___ RECORDS PROVIDED
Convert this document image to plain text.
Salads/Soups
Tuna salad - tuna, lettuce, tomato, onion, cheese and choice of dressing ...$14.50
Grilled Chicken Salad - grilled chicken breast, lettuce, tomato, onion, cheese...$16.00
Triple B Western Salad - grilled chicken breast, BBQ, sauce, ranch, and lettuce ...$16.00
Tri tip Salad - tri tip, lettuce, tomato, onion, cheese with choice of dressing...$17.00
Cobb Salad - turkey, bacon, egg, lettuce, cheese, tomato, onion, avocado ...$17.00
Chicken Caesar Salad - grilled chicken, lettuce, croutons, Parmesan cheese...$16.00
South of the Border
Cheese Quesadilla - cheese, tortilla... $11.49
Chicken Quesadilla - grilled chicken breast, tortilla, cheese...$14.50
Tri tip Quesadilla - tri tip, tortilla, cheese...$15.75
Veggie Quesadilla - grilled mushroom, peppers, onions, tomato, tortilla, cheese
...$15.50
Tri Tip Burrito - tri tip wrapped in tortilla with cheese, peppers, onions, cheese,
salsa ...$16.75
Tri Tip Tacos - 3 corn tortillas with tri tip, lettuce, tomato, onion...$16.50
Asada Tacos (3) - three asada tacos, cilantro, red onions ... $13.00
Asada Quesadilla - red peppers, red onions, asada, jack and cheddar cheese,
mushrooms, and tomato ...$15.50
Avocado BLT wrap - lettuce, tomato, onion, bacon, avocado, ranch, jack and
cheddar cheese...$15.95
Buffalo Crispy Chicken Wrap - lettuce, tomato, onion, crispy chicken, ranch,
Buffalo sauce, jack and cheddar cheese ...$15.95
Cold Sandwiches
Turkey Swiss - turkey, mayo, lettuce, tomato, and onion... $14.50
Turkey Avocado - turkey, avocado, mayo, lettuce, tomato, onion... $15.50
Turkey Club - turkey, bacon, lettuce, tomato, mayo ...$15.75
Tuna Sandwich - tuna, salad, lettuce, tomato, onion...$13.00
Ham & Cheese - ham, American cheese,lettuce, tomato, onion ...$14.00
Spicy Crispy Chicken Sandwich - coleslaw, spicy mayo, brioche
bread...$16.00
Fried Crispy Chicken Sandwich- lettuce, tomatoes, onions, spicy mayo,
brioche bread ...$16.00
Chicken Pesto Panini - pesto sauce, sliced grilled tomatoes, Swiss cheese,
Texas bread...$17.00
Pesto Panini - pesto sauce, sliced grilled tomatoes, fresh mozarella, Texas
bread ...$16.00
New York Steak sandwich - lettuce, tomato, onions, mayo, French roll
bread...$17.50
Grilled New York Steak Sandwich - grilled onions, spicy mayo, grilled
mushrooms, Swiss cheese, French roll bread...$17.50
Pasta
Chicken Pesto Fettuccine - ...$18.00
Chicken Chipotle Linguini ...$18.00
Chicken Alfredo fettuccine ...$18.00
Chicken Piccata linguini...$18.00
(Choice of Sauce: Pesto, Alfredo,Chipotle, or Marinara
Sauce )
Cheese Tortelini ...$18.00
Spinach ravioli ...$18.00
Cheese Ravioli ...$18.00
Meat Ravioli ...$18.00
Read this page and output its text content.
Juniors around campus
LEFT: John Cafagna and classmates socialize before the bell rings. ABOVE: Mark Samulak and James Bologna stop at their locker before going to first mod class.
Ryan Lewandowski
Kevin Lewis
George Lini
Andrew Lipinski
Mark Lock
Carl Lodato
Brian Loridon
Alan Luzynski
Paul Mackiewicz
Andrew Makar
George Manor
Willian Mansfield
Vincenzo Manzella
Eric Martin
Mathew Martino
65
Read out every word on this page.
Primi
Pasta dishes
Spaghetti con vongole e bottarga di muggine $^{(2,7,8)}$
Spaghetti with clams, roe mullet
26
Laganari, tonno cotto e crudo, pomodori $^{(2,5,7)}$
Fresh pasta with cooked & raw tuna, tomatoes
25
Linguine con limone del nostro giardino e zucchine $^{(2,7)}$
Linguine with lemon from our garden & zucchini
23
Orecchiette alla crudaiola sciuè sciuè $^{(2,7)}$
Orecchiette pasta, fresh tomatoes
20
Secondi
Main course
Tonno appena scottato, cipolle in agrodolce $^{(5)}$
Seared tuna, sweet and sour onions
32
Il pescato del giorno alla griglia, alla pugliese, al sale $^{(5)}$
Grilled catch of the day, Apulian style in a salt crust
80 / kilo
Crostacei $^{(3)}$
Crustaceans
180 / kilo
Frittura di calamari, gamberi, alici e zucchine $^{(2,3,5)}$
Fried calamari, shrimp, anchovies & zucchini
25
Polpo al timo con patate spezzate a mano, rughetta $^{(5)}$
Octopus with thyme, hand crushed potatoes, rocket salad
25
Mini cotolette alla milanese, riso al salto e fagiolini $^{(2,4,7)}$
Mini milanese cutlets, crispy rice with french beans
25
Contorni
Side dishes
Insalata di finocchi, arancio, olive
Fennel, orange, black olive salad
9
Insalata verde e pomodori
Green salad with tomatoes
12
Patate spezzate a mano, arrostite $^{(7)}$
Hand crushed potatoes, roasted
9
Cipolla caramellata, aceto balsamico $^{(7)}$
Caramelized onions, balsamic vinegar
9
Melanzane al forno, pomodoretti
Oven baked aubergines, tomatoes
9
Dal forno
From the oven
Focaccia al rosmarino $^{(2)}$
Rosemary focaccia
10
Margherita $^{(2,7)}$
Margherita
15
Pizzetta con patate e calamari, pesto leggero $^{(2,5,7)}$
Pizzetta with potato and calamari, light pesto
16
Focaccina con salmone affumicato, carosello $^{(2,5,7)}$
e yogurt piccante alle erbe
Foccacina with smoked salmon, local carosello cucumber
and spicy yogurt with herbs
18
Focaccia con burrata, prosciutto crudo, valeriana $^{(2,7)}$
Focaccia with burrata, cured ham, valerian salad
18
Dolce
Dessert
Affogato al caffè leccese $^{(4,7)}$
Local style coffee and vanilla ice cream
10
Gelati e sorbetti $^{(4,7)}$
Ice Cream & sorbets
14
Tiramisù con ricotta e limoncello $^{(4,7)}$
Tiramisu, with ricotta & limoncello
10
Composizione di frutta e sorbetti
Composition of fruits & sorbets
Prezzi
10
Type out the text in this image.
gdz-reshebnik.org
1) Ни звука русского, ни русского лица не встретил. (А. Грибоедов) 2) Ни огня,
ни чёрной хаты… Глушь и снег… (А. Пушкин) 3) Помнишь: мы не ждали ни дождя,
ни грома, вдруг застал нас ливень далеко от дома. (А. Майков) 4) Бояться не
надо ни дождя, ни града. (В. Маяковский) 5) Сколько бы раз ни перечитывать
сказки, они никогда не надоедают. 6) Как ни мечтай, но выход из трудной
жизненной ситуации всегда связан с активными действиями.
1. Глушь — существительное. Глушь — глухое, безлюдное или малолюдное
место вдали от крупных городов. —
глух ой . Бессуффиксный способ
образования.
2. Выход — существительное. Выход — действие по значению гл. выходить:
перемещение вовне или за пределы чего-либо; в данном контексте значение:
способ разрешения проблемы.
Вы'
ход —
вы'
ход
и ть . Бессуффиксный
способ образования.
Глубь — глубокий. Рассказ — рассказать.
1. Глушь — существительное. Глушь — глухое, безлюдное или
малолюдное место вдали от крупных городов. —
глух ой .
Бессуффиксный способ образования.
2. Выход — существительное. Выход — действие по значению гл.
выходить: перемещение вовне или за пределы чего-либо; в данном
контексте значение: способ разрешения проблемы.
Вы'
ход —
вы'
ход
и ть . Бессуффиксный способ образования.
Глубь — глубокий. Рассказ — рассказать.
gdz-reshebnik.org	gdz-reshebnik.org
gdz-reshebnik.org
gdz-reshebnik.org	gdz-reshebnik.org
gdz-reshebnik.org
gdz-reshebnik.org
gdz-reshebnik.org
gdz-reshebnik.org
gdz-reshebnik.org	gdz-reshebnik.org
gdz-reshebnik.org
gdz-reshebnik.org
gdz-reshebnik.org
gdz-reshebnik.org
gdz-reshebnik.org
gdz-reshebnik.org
______
AIM:
Look over the records above and copy each line that includes the string "breast".

ANSWER TO THIS EXERCISE:
Grilled Chicken Salad - grilled chicken breast, lettuce, tomato, onion, cheese...$16.00
Triple B Western Salad - grilled chicken breast, BBQ, sauce, ranch, and lettuce ...$16.00
Chicken Quesadilla - grilled chicken breast, tortilla, cheese...$14.50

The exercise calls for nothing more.